*** Extracted records

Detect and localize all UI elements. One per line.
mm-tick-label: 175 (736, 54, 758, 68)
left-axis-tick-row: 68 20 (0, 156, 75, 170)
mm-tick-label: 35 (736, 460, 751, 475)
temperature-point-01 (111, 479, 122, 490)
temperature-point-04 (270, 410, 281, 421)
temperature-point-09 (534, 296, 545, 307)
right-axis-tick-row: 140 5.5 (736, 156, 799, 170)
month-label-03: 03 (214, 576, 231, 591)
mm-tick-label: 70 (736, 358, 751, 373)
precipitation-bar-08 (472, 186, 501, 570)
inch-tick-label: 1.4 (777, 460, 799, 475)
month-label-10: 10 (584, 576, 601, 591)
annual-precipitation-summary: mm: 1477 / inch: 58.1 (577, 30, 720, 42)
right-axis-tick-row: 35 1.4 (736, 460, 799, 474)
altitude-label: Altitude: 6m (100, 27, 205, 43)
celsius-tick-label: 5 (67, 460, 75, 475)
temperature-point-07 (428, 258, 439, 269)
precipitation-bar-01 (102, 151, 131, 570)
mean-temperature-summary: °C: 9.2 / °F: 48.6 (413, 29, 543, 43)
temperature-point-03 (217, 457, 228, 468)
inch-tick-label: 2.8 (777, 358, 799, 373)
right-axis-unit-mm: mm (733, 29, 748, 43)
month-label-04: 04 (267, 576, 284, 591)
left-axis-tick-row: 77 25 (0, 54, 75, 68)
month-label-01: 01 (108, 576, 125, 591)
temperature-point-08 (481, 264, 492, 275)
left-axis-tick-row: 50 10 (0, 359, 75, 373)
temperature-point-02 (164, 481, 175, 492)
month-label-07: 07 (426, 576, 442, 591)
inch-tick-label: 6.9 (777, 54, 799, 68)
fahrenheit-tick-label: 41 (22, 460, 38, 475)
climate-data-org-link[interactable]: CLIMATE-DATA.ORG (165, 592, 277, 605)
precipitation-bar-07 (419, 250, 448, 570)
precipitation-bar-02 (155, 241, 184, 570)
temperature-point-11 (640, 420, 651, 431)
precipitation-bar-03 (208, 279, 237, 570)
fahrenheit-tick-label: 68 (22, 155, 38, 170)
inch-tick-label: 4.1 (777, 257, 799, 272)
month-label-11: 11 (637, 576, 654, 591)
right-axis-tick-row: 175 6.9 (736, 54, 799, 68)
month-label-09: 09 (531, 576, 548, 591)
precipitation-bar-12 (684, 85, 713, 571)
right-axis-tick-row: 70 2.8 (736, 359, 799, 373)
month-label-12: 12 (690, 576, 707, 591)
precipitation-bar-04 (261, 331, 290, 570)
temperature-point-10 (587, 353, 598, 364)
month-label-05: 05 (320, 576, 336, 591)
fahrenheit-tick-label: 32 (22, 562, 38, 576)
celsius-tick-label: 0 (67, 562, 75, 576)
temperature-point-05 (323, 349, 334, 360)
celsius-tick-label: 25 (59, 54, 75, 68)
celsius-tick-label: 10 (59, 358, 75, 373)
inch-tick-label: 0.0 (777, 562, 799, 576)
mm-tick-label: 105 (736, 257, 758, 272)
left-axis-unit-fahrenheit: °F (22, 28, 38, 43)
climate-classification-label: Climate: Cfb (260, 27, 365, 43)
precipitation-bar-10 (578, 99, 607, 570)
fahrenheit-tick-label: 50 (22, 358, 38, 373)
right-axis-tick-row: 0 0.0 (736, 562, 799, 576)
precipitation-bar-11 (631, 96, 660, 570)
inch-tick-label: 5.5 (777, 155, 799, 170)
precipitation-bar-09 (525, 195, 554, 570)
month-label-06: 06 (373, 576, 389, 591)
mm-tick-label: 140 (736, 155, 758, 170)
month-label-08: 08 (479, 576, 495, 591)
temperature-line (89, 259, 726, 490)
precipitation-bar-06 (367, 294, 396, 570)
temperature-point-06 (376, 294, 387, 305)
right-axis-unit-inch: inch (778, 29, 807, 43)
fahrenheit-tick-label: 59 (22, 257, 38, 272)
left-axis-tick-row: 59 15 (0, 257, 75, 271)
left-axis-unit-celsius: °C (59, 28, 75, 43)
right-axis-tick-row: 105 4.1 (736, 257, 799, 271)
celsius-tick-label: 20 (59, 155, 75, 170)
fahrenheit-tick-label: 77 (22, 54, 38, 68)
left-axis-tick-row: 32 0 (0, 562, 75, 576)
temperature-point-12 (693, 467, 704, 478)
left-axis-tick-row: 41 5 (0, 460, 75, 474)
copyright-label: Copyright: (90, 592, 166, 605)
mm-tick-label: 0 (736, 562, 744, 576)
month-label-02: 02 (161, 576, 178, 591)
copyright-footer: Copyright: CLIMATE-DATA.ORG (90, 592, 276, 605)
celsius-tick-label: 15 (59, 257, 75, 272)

******

> Stated task
Rewrite all of the material above, changing each "precipitation" to "rainfall" and keeping everything else the same.

> Correct output
Detect and localize all UI elements. One per line.
mm-tick-label: 175 (736, 54, 758, 68)
left-axis-tick-row: 68 20 (0, 156, 75, 170)
mm-tick-label: 35 (736, 460, 751, 475)
temperature-point-01 (111, 479, 122, 490)
temperature-point-04 (270, 410, 281, 421)
temperature-point-09 (534, 296, 545, 307)
right-axis-tick-row: 140 5.5 (736, 156, 799, 170)
month-label-03: 03 (214, 576, 231, 591)
mm-tick-label: 70 (736, 358, 751, 373)
rainfall-bar-08 (472, 186, 501, 570)
inch-tick-label: 1.4 (777, 460, 799, 475)
month-label-10: 10 (584, 576, 601, 591)
annual-rainfall-summary: mm: 1477 / inch: 58.1 (577, 30, 720, 42)
right-axis-tick-row: 35 1.4 (736, 460, 799, 474)
altitude-label: Altitude: 6m (100, 27, 205, 43)
celsius-tick-label: 5 (67, 460, 75, 475)
temperature-point-07 (428, 258, 439, 269)
rainfall-bar-01 (102, 151, 131, 570)
mean-temperature-summary: °C: 9.2 / °F: 48.6 (413, 29, 543, 43)
temperature-point-03 (217, 457, 228, 468)
inch-tick-label: 2.8 (777, 358, 799, 373)
right-axis-unit-mm: mm (733, 29, 748, 43)
month-label-04: 04 (267, 576, 284, 591)
left-axis-tick-row: 77 25 (0, 54, 75, 68)
month-label-01: 01 (108, 576, 125, 591)
temperature-point-08 (481, 264, 492, 275)
left-axis-tick-row: 50 10 (0, 359, 75, 373)
temperature-point-02 (164, 481, 175, 492)
month-label-07: 07 (426, 576, 442, 591)
inch-tick-label: 6.9 (777, 54, 799, 68)
fahrenheit-tick-label: 41 (22, 460, 38, 475)
climate-data-org-link[interactable]: CLIMATE-DATA.ORG (165, 592, 277, 605)
rainfall-bar-07 (419, 250, 448, 570)
rainfall-bar-02 (155, 241, 184, 570)
temperature-point-11 (640, 420, 651, 431)
rainfall-bar-03 (208, 279, 237, 570)
fahrenheit-tick-label: 68 (22, 155, 38, 170)
inch-tick-label: 4.1 (777, 257, 799, 272)
month-label-11: 11 (637, 576, 654, 591)
right-axis-tick-row: 175 6.9 (736, 54, 799, 68)
month-label-09: 09 (531, 576, 548, 591)
rainfall-bar-12 (684, 85, 713, 571)
right-axis-tick-row: 70 2.8 (736, 359, 799, 373)
month-label-12: 12 (690, 576, 707, 591)
rainfall-bar-04 (261, 331, 290, 570)
temperature-point-10 (587, 353, 598, 364)
month-label-05: 05 (320, 576, 336, 591)
fahrenheit-tick-label: 32 (22, 562, 38, 576)
celsius-tick-label: 0 (67, 562, 75, 576)
temperature-point-05 (323, 349, 334, 360)
celsius-tick-label: 25 (59, 54, 75, 68)
celsius-tick-label: 10 (59, 358, 75, 373)
inch-tick-label: 0.0 (777, 562, 799, 576)
mm-tick-label: 105 (736, 257, 758, 272)
left-axis-unit-fahrenheit: °F (22, 28, 38, 43)
climate-classification-label: Climate: Cfb (260, 27, 365, 43)
rainfall-bar-10 (578, 99, 607, 570)
fahrenheit-tick-label: 50 (22, 358, 38, 373)
right-axis-tick-row: 0 0.0 (736, 562, 799, 576)
rainfall-bar-11 (631, 96, 660, 570)
inch-tick-label: 5.5 (777, 155, 799, 170)
rainfall-bar-09 (525, 195, 554, 570)
month-label-06: 06 (373, 576, 389, 591)
mm-tick-label: 140 (736, 155, 758, 170)
month-label-08: 08 (479, 576, 495, 591)
temperature-line (89, 259, 726, 490)
rainfall-bar-06 (367, 294, 396, 570)
temperature-point-06 (376, 294, 387, 305)
right-axis-unit-inch: inch (778, 29, 807, 43)
fahrenheit-tick-label: 59 (22, 257, 38, 272)
left-axis-tick-row: 59 15 (0, 257, 75, 271)
left-axis-unit-celsius: °C (59, 28, 75, 43)
right-axis-tick-row: 105 4.1 (736, 257, 799, 271)
celsius-tick-label: 20 (59, 155, 75, 170)
fahrenheit-tick-label: 77 (22, 54, 38, 68)
left-axis-tick-row: 32 0 (0, 562, 75, 576)
temperature-point-12 (693, 467, 704, 478)
left-axis-tick-row: 41 5 (0, 460, 75, 474)
copyright-label: Copyright: (90, 592, 166, 605)
mm-tick-label: 0 (736, 562, 744, 576)
month-label-02: 02 (161, 576, 178, 591)
copyright-footer: Copyright: CLIMATE-DATA.ORG (90, 592, 276, 605)
celsius-tick-label: 15 (59, 257, 75, 272)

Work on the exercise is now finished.